_Goal of the exercise_:
Copy out each line that includes the word "OŚWIADCZENIE".

_Material shown_:
--------------------

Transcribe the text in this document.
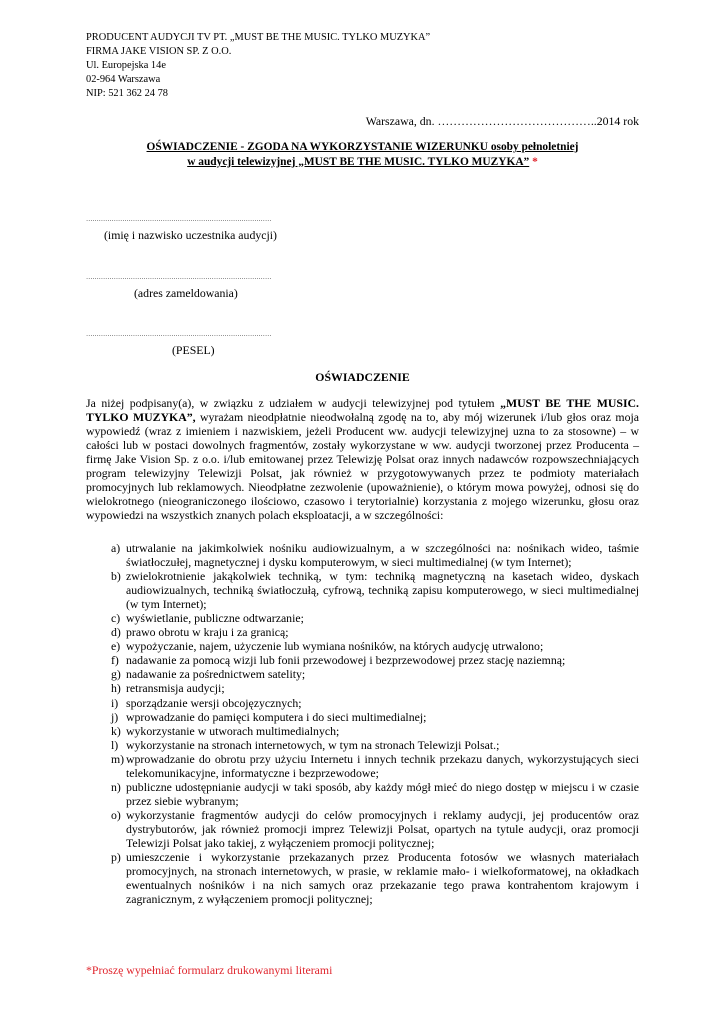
PRODUCENT AUDYCJI TV PT. „MUST BE THE MUSIC. TYLKO MUZYKA”
FIRMA JAKE VISION SP. Z O.O.
Ul. Europejska 14e
02-964 Warszawa
NIP: 521 362 24 78
Warszawa, dn. …………………………………..2014 rok
OŚWIADCZENIE - ZGODA NA WYKORZYSTANIE WIZERUNKU osoby pełnoletniej
w audycji telewizyjnej „MUST BE THE MUSIC. TYLKO MUZYKA” *
……………………………………………………………………………
(imię i nazwisko uczestnika audycji)
……………………………………………………………………………
(adres zameldowania)
……………………………………………………………………………
(PESEL)
OŚWIADCZENIE

Ja niżej podpisany(a), w związku z udziałem w audycji telewizyjnej pod tytułem „MUST BE THE MUSIC. TYLKO MUZYKA”, wyrażam nieodpłatnie nieodwołalną zgodę na to, aby mój wizerunek i/lub głos oraz moja wypowiedź (wraz z imieniem i nazwiskiem, jeżeli Producent ww. audycji telewizyjnej uzna to za stosowne) – w całości lub w postaci dowolnych fragmentów, zostały wykorzystane w ww. audycji tworzonej przez Producenta – firmę Jake Vision Sp. z o.o. i/lub emitowanej przez Telewizję Polsat oraz innych nadawców rozpowszechniających program telewizyjny Telewizji Polsat, jak również w przygotowywanych przez te podmioty materiałach promocyjnych lub reklamowych. Nieodpłatne zezwolenie (upoważnienie), o którym mowa powyżej, odnosi się do wielokrotnego (nieograniczonego ilościowo, czasowo i terytorialnie) korzystania z mojego wizerunku, głosu oraz wypowiedzi na wszystkich znanych polach eksploatacji, a w szczególności:

a) utrwalanie na jakimkolwiek nośniku audiowizualnym, a w szczególności na: nośnikach wideo, taśmie światłoczułej, magnetycznej i dysku komputerowym, w sieci multimedialnej (w tym Internet);
b) zwielokrotnienie jakąkolwiek techniką, w tym: techniką magnetyczną na kasetach wideo, dyskach audiowizualnych, techniką światłoczułą, cyfrową, techniką zapisu komputerowego, w sieci multimedialnej (w tym Internet);
c) wyświetlanie, publiczne odtwarzanie;
d) prawo obrotu w kraju i za granicą;
e) wypożyczanie, najem, użyczenie lub wymiana nośników, na których audycję utrwalono;
f) nadawanie za pomocą wizji lub fonii przewodowej i bezprzewodowej przez stację naziemną;
g) nadawanie za pośrednictwem satelity;
h) retransmisja audycji;
i) sporządzanie wersji obcojęzycznych;
j) wprowadzanie do pamięci komputera i do sieci multimedialnej;
k) wykorzystanie w utworach multimedialnych;
l) wykorzystanie na stronach internetowych, w tym na stronach Telewizji Polsat.;
m) wprowadzanie do obrotu przy użyciu Internetu i innych technik przekazu danych, wykorzystujących sieci telekomunikacyjne, informatyczne i bezprzewodowe;
n) publiczne udostępnianie audycji w taki sposób, aby każdy mógł mieć do niego dostęp w miejscu i w czasie przez siebie wybranym;
o) wykorzystanie fragmentów audycji do celów promocyjnych i reklamy audycji, jej producentów oraz dystrybutorów, jak również promocji imprez Telewizji Polsat, opartych na tytule audycji, oraz promocji Telewizji Polsat jako takiej, z wyłączeniem promocji politycznej;
p) umieszczenie i wykorzystanie przekazanych przez Producenta fotosów we własnych materiałach promocyjnych, na stronach internetowych, w prasie, w reklamie mało- i wielkoformatowej, na okładkach ewentualnych nośników i na nich samych oraz przekazanie tego prawa kontrahentom krajowym i zagranicznym, z wyłączeniem promocji politycznej;
*Proszę wypełniać formularz drukowanymi literami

--------------------

_Task result_:
OŚWIADCZENIE - ZGODA NA WYKORZYSTANIE WIZERUNKU osoby pełnoletniej
OŚWIADCZENIE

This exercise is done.